▸ **Task statement**: Find all lines in the records that include the word "Frühstück", and copy them out.

Transcript data for document pages:
**********
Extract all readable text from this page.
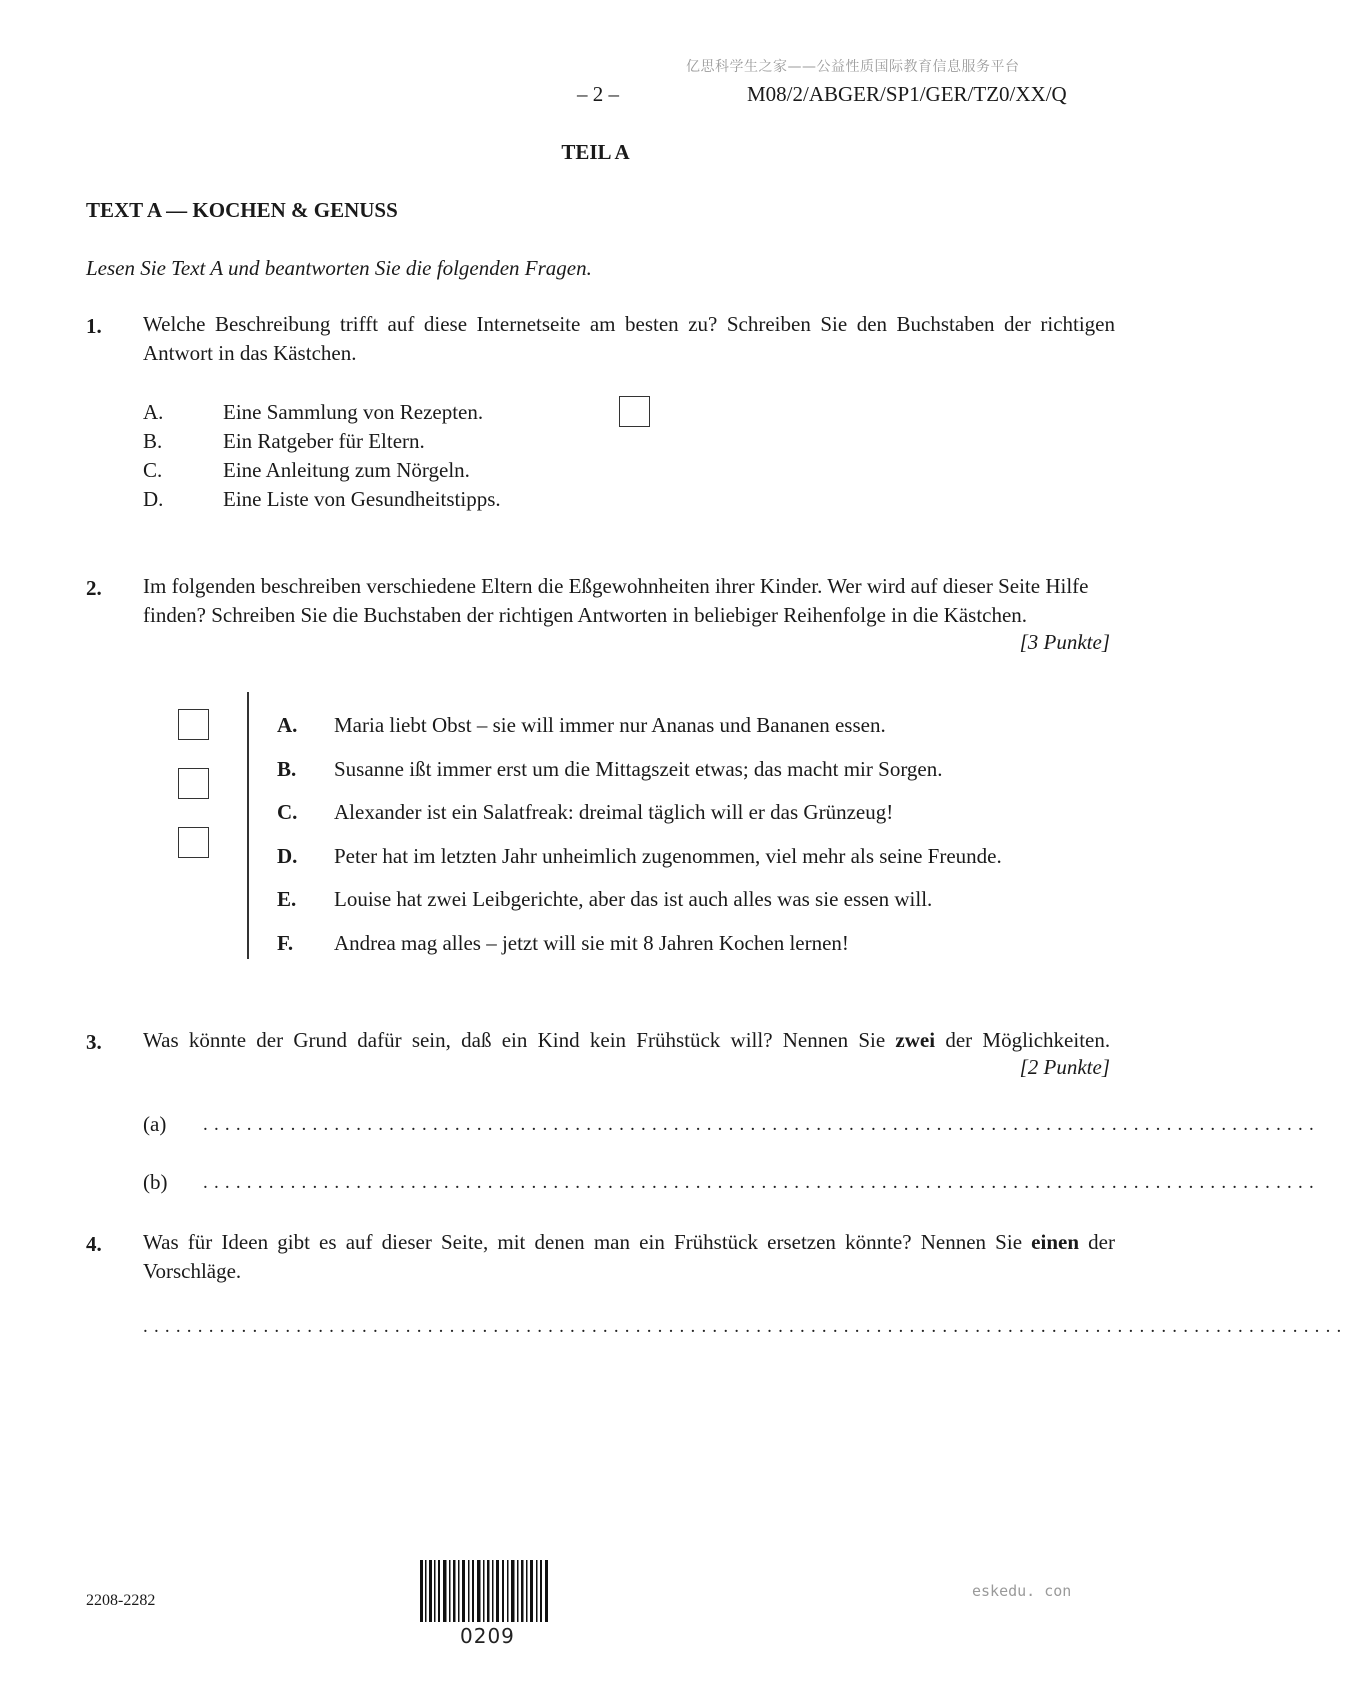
亿思科学生之家——公益性质国际教育信息服务平台
– 2 –	M08/2/ABGER/SP1/GER/TZ0/XX/Q
TEIL A
TEXT A — KOCHEN & GENUSS
Lesen Sie Text A und beantworten Sie die folgenden Fragen.
1. Welche Beschreibung trifft auf diese Internetseite am besten zu? Schreiben Sie den Buchstaben der richtigen Antwort in das Kästchen.
A.	Eine Sammlung von Rezepten.
B.	Ein Ratgeber für Eltern.
C.	Eine Anleitung zum Nörgeln.
D.	Eine Liste von Gesundheitstipps.
2. Im folgenden beschreiben verschiedene Eltern die Eßgewohnheiten ihrer Kinder. Wer wird auf dieser Seite Hilfe finden? Schreiben Sie die Buchstaben der richtigen Antworten in beliebiger Reihenfolge in die Kästchen.
[3 Punkte]
A.	Maria liebt Obst – sie will immer nur Ananas und Bananen essen.
B.	Susanne ißt immer erst um die Mittagszeit etwas; das macht mir Sorgen.
C.	Alexander ist ein Salatfreak: dreimal täglich will er das Grünzeug!
D.	Peter hat im letzten Jahr unheimlich zugenommen, viel mehr als seine Freunde.
E.	Louise hat zwei Leibgerichte, aber das ist auch alles was sie essen will.
F.	Andrea mag alles – jetzt will sie mit 8 Jahren Kochen lernen!
3. Was könnte der Grund dafür sein, daß ein Kind kein Frühstück will? Nennen Sie zwei der Möglichkeiten.
[2 Punkte]
(a) ......................................................................................................
(b) ......................................................................................................
4. Was für Ideen gibt es auf dieser Seite, mit denen man ein Frühstück ersetzen könnte? Nennen Sie einen der Vorschläge.
..............................................................................................................
2208-2282
0209
eskedu. con
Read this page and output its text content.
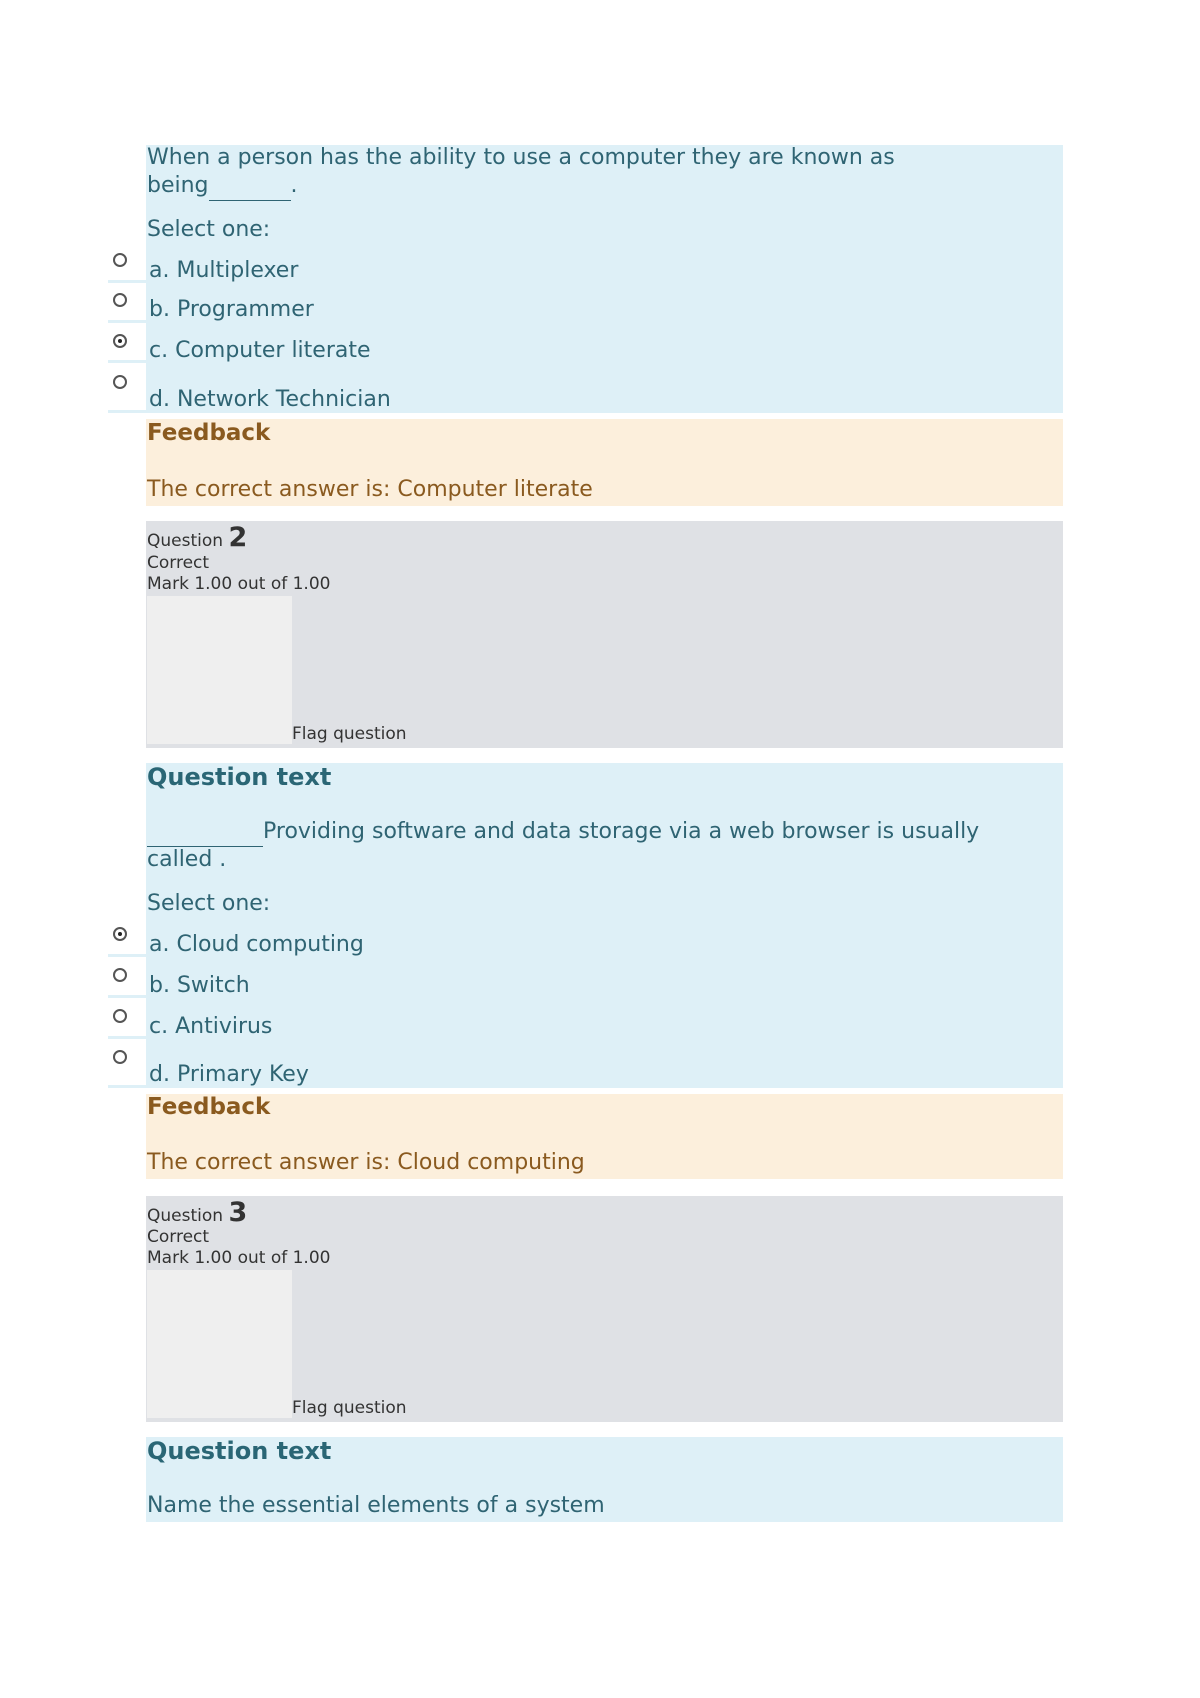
When a person has the ability to use a computer they are known as
being	.
Select one:
a. Multiplexer
b. Programmer
c. Computer literate
d. Network Technician
Feedback
The correct answer is: Computer literate
Question 2
Correct
Mark 1.00 out of 1.00
Flag question
Question text
Providing software and data storage via a web browser is usually
called .
Select one:
a. Cloud computing
b. Switch
c. Antivirus
d. Primary Key
Feedback
The correct answer is: Cloud computing
Question 3
Correct
Mark 1.00 out of 1.00
Flag question
Question text
Name the essential elements of a system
**********
▸ **Written answer**:
3. Was könnte der Grund dafür sein, daß ein Kind kein Frühstück will? Nennen Sie zwei der Möglichkeiten.
4. Was für Ideen gibt es auf dieser Seite, mit denen man ein Frühstück ersetzen könnte? Nennen Sie einen der Vorschläge.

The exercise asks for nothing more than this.